Pick out the lines containing "services".

[Lines of data]
'''

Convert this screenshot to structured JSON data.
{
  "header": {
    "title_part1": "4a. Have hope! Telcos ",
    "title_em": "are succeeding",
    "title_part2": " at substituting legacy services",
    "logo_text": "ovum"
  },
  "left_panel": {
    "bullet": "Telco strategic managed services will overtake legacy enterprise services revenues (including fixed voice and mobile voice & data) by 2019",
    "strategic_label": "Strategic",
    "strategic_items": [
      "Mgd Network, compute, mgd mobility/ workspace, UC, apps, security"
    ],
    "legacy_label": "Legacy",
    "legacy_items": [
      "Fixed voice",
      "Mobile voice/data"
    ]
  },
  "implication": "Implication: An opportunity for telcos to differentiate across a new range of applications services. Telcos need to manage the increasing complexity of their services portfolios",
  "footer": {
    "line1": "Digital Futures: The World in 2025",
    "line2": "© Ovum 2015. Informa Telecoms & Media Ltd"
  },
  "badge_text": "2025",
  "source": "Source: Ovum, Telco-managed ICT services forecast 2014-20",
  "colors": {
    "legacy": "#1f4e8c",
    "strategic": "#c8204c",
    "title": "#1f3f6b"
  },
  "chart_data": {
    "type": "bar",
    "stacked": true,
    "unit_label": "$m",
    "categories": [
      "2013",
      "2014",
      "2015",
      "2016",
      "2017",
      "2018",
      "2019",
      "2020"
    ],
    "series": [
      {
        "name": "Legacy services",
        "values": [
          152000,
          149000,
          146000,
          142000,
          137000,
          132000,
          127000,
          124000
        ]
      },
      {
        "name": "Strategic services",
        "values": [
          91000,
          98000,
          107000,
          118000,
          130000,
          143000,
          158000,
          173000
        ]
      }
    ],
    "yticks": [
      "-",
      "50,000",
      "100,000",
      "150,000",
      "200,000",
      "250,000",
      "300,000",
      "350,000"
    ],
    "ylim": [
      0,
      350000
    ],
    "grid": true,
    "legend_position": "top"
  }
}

'''

SOLUTION FOR THIS EXERCISE:
    "title_part2": " at substituting legacy services",
    "bullet": "Telco strategic managed services will overtake legacy enterprise services revenues (including fixed voice and mobile voice & data) by 2019",
  "implication": "Implication: An opportunity for telcos to differentiate across a new range of applications services. Telcos need to manage the increasing complexity of their services portfolios",
  "source": "Source: Ovum, Telco-managed ICT services forecast 2014-20",
        "name": "Legacy services",
        "name": "Strategic services",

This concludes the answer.